Gather all lines in the records below that include the word "tiān".

-- START Data to process --

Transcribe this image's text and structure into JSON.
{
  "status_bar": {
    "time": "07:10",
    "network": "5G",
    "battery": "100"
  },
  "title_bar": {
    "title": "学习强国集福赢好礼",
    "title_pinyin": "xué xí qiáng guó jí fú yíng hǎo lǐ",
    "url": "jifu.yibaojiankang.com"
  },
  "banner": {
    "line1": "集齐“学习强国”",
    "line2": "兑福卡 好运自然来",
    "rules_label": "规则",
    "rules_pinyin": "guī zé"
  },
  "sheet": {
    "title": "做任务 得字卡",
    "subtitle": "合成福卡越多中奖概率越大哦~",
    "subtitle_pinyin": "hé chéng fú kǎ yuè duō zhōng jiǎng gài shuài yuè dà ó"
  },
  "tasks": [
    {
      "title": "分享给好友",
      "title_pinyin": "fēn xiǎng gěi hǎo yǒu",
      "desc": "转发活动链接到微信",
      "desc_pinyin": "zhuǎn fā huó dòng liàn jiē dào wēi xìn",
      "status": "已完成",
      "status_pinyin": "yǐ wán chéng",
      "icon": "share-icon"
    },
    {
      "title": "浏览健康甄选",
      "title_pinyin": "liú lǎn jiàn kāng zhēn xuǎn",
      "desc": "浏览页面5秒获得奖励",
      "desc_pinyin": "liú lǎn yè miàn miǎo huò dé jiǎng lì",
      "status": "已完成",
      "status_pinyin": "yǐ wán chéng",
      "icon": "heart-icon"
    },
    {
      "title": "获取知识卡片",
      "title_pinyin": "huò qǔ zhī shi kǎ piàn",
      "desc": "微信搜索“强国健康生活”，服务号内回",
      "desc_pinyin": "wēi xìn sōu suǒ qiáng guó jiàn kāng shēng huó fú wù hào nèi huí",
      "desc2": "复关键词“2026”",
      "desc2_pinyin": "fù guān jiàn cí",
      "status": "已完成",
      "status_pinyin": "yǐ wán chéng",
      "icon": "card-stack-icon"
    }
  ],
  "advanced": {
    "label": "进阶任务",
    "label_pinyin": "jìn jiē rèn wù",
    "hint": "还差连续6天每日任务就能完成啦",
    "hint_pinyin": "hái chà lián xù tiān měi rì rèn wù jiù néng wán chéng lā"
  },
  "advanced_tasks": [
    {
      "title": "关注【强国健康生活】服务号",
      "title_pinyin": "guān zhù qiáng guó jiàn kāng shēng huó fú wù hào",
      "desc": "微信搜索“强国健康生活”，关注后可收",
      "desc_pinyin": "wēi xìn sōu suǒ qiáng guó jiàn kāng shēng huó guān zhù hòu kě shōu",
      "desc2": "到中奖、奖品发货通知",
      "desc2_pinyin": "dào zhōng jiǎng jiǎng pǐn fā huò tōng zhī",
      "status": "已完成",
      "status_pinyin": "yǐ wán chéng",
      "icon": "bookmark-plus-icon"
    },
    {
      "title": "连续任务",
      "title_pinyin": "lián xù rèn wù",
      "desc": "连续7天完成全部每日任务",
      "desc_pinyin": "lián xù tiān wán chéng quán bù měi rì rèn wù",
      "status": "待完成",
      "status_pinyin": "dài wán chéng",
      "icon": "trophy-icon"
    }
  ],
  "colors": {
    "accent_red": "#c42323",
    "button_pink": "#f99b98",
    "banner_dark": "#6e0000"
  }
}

-- END Data to process --

Output for this task:
    "hint_pinyin": "hái chà lián xù tiān měi rì rèn wù jiù néng wán chéng lā"
      "desc_pinyin": "lián xù tiān wán chéng quán bù měi rì rèn wù",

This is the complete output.